→ GIVEN EXERCISE: All the records that follow need to be reproduced exactly. Omit the images.

Items from a figure collection
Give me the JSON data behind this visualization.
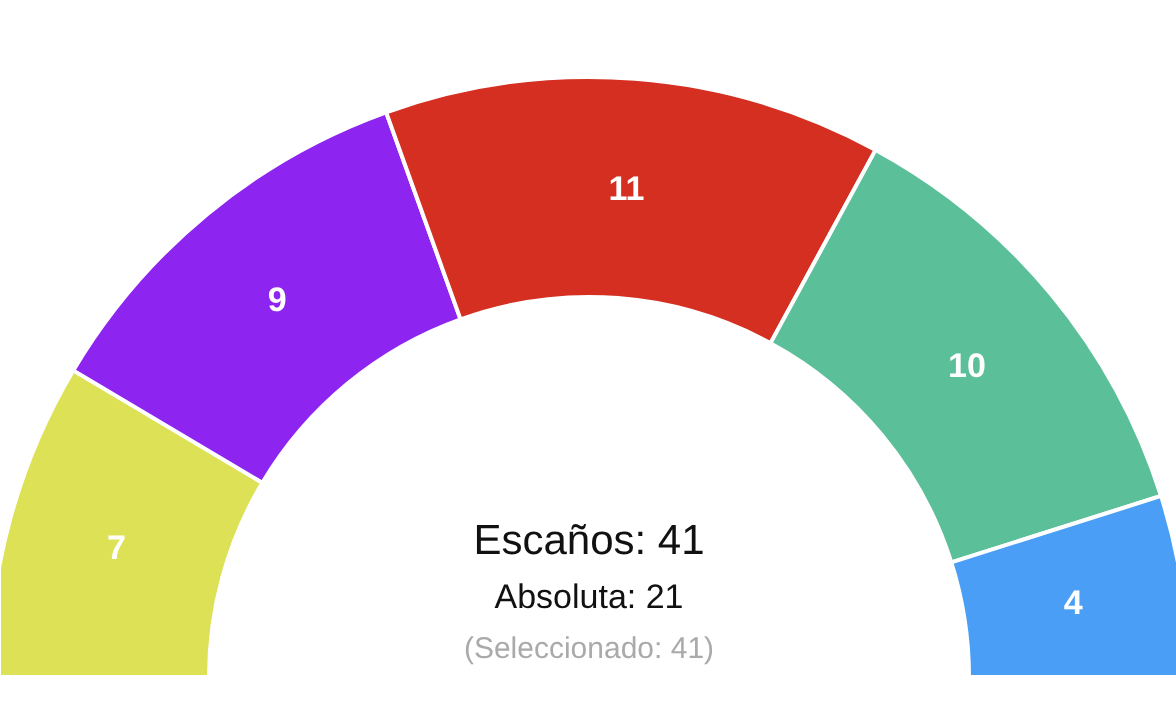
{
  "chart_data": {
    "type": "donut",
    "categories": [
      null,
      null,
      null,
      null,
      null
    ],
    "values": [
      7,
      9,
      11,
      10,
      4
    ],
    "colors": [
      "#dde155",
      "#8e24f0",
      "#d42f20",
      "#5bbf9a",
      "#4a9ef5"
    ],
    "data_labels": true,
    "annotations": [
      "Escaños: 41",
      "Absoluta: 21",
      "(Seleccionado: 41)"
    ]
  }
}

→ FINISHED TASK:
Give me the JSON data behind this visualization.
{
  "chart_data": {
    "type": "donut",
    "categories": [
      null,
      null,
      null,
      null,
      null
    ],
    "values": [
      7,
      9,
      11,
      10,
      4
    ],
    "colors": [
      "#dde155",
      "#8e24f0",
      "#d42f20",
      "#5bbf9a",
      "#4a9ef5"
    ],
    "data_labels": true,
    "annotations": [
      "Escaños: 41",
      "Absoluta: 21",
      "(Seleccionado: 41)"
    ]
  }
}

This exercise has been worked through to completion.